**Material for this exercise:**

· · · · · · ·

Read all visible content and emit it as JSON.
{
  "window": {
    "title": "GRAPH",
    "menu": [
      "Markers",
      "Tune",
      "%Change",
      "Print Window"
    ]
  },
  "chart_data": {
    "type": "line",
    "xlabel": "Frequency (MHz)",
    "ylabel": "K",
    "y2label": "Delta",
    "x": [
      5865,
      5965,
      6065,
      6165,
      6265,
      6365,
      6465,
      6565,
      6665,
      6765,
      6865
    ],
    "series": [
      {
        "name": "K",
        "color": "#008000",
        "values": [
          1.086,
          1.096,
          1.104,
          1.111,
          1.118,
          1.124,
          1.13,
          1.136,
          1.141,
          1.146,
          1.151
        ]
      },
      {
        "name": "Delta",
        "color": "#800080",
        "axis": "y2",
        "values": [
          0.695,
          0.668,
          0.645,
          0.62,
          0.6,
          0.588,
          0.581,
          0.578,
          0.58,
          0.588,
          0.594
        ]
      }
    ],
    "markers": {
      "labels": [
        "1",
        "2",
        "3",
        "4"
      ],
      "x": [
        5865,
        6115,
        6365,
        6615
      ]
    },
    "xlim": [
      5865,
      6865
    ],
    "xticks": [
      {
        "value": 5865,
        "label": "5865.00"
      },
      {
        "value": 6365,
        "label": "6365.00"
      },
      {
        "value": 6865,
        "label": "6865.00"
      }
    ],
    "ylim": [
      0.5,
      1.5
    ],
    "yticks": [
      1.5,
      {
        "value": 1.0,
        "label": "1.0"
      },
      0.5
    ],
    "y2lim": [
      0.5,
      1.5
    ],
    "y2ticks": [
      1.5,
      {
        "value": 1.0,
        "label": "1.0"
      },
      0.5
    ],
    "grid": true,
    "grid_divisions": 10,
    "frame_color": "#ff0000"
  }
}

· · · · · · ·

**Required work:** Transcribe every record above exactly as it appears.

**Exercise output:**
Read all visible content and emit it as JSON.
{
  "window": {
    "title": "GRAPH",
    "menu": [
      "Markers",
      "Tune",
      "%Change",
      "Print Window"
    ]
  },
  "chart_data": {
    "type": "line",
    "xlabel": "Frequency (MHz)",
    "ylabel": "K",
    "y2label": "Delta",
    "x": [
      5865,
      5965,
      6065,
      6165,
      6265,
      6365,
      6465,
      6565,
      6665,
      6765,
      6865
    ],
    "series": [
      {
        "name": "K",
        "color": "#008000",
        "values": [
          1.086,
          1.096,
          1.104,
          1.111,
          1.118,
          1.124,
          1.13,
          1.136,
          1.141,
          1.146,
          1.151
        ]
      },
      {
        "name": "Delta",
        "color": "#800080",
        "axis": "y2",
        "values": [
          0.695,
          0.668,
          0.645,
          0.62,
          0.6,
          0.588,
          0.581,
          0.578,
          0.58,
          0.588,
          0.594
        ]
      }
    ],
    "markers": {
      "labels": [
        "1",
        "2",
        "3",
        "4"
      ],
      "x": [
        5865,
        6115,
        6365,
        6615
      ]
    },
    "xlim": [
      5865,
      6865
    ],
    "xticks": [
      {
        "value": 5865,
        "label": "5865.00"
      },
      {
        "value": 6365,
        "label": "6365.00"
      },
      {
        "value": 6865,
        "label": "6865.00"
      }
    ],
    "ylim": [
      0.5,
      1.5
    ],
    "yticks": [
      1.5,
      {
        "value": 1.0,
        "label": "1.0"
      },
      0.5
    ],
    "y2lim": [
      0.5,
      1.5
    ],
    "y2ticks": [
      1.5,
      {
        "value": 1.0,
        "label": "1.0"
      },
      0.5
    ],
    "grid": true,
    "grid_divisions": 10,
    "frame_color": "#ff0000"
  }
}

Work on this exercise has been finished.